Make an exact copy of the lines below.

▶

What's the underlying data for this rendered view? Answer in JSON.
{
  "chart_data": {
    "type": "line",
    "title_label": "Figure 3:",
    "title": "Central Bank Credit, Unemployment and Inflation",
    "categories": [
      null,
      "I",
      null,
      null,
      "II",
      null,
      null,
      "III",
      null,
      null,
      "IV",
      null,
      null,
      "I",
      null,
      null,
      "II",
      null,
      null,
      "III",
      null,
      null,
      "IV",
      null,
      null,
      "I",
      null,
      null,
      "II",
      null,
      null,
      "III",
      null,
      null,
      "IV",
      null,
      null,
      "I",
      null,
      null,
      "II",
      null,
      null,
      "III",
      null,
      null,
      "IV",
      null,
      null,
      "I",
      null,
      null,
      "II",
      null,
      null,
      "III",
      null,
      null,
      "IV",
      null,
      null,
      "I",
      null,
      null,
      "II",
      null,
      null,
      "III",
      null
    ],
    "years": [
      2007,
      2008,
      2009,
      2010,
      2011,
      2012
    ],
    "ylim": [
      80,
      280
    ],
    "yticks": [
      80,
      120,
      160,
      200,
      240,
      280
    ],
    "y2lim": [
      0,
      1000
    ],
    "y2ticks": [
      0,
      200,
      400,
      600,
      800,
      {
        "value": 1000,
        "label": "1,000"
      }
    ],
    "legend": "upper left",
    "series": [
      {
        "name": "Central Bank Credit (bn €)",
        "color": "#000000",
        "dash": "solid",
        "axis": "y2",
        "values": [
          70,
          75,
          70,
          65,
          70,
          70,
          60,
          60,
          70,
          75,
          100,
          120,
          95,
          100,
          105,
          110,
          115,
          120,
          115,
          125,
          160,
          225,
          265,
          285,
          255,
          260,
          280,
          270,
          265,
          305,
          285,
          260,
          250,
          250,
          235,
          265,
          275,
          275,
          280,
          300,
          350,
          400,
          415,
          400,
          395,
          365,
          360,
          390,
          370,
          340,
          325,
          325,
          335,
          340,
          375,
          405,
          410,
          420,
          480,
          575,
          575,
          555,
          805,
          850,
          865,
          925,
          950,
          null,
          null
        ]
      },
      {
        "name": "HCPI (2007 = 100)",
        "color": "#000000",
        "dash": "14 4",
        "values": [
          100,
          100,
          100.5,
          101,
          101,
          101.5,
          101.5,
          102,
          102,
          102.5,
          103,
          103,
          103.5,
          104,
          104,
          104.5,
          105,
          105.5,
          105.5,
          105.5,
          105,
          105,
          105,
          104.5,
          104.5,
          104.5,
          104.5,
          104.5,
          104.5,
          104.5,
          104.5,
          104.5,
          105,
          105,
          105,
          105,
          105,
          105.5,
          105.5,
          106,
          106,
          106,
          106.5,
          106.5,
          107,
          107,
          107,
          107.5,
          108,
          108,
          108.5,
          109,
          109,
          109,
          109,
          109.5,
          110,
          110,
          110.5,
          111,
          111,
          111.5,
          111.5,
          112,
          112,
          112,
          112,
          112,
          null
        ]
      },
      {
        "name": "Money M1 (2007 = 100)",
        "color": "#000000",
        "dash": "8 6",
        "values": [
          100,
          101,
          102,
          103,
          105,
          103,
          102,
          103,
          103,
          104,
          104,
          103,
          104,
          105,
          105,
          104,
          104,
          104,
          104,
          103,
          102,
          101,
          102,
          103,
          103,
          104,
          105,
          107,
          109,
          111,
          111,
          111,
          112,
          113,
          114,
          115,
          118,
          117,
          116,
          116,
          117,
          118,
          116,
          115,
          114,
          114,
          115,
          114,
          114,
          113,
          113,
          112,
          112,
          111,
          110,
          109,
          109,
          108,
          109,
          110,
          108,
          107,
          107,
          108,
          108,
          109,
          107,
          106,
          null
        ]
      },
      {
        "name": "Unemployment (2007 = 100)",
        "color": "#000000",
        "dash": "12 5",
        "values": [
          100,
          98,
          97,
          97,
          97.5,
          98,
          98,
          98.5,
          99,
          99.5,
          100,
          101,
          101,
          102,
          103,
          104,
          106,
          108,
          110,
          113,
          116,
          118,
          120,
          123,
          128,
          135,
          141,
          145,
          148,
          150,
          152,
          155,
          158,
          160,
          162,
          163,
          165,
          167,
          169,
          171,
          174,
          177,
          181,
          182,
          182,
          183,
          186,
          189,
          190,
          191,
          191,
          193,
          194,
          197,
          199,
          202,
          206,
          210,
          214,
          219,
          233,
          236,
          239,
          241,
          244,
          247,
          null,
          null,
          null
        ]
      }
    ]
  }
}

◀

» **Reply to the exercise**:
What's the underlying data for this rendered view? Answer in JSON.
{
  "chart_data": {
    "type": "line",
    "title_label": "Figure 3:",
    "title": "Central Bank Credit, Unemployment and Inflation",
    "categories": [
      null,
      "I",
      null,
      null,
      "II",
      null,
      null,
      "III",
      null,
      null,
      "IV",
      null,
      null,
      "I",
      null,
      null,
      "II",
      null,
      null,
      "III",
      null,
      null,
      "IV",
      null,
      null,
      "I",
      null,
      null,
      "II",
      null,
      null,
      "III",
      null,
      null,
      "IV",
      null,
      null,
      "I",
      null,
      null,
      "II",
      null,
      null,
      "III",
      null,
      null,
      "IV",
      null,
      null,
      "I",
      null,
      null,
      "II",
      null,
      null,
      "III",
      null,
      null,
      "IV",
      null,
      null,
      "I",
      null,
      null,
      "II",
      null,
      null,
      "III",
      null
    ],
    "years": [
      2007,
      2008,
      2009,
      2010,
      2011,
      2012
    ],
    "ylim": [
      80,
      280
    ],
    "yticks": [
      80,
      120,
      160,
      200,
      240,
      280
    ],
    "y2lim": [
      0,
      1000
    ],
    "y2ticks": [
      0,
      200,
      400,
      600,
      800,
      {
        "value": 1000,
        "label": "1,000"
      }
    ],
    "legend": "upper left",
    "series": [
      {
        "name": "Central Bank Credit (bn €)",
        "color": "#000000",
        "dash": "solid",
        "axis": "y2",
        "values": [
          70,
          75,
          70,
          65,
          70,
          70,
          60,
          60,
          70,
          75,
          100,
          120,
          95,
          100,
          105,
          110,
          115,
          120,
          115,
          125,
          160,
          225,
          265,
          285,
          255,
          260,
          280,
          270,
          265,
          305,
          285,
          260,
          250,
          250,
          235,
          265,
          275,
          275,
          280,
          300,
          350,
          400,
          415,
          400,
          395,
          365,
          360,
          390,
          370,
          340,
          325,
          325,
          335,
          340,
          375,
          405,
          410,
          420,
          480,
          575,
          575,
          555,
          805,
          850,
          865,
          925,
          950,
          null,
          null
        ]
      },
      {
        "name": "HCPI (2007 = 100)",
        "color": "#000000",
        "dash": "14 4",
        "values": [
          100,
          100,
          100.5,
          101,
          101,
          101.5,
          101.5,
          102,
          102,
          102.5,
          103,
          103,
          103.5,
          104,
          104,
          104.5,
          105,
          105.5,
          105.5,
          105.5,
          105,
          105,
          105,
          104.5,
          104.5,
          104.5,
          104.5,
          104.5,
          104.5,
          104.5,
          104.5,
          104.5,
          105,
          105,
          105,
          105,
          105,
          105.5,
          105.5,
          106,
          106,
          106,
          106.5,
          106.5,
          107,
          107,
          107,
          107.5,
          108,
          108,
          108.5,
          109,
          109,
          109,
          109,
          109.5,
          110,
          110,
          110.5,
          111,
          111,
          111.5,
          111.5,
          112,
          112,
          112,
          112,
          112,
          null
        ]
      },
      {
        "name": "Money M1 (2007 = 100)",
        "color": "#000000",
        "dash": "8 6",
        "values": [
          100,
          101,
          102,
          103,
          105,
          103,
          102,
          103,
          103,
          104,
          104,
          103,
          104,
          105,
          105,
          104,
          104,
          104,
          104,
          103,
          102,
          101,
          102,
          103,
          103,
          104,
          105,
          107,
          109,
          111,
          111,
          111,
          112,
          113,
          114,
          115,
          118,
          117,
          116,
          116,
          117,
          118,
          116,
          115,
          114,
          114,
          115,
          114,
          114,
          113,
          113,
          112,
          112,
          111,
          110,
          109,
          109,
          108,
          109,
          110,
          108,
          107,
          107,
          108,
          108,
          109,
          107,
          106,
          null
        ]
      },
      {
        "name": "Unemployment (2007 = 100)",
        "color": "#000000",
        "dash": "12 5",
        "values": [
          100,
          98,
          97,
          97,
          97.5,
          98,
          98,
          98.5,
          99,
          99.5,
          100,
          101,
          101,
          102,
          103,
          104,
          106,
          108,
          110,
          113,
          116,
          118,
          120,
          123,
          128,
          135,
          141,
          145,
          148,
          150,
          152,
          155,
          158,
          160,
          162,
          163,
          165,
          167,
          169,
          171,
          174,
          177,
          181,
          182,
          182,
          183,
          186,
          189,
          190,
          191,
          191,
          193,
          194,
          197,
          199,
          202,
          206,
          210,
          214,
          219,
          233,
          236,
          239,
          241,
          244,
          247,
          null,
          null,
          null
        ]
      }
    ]
  }
}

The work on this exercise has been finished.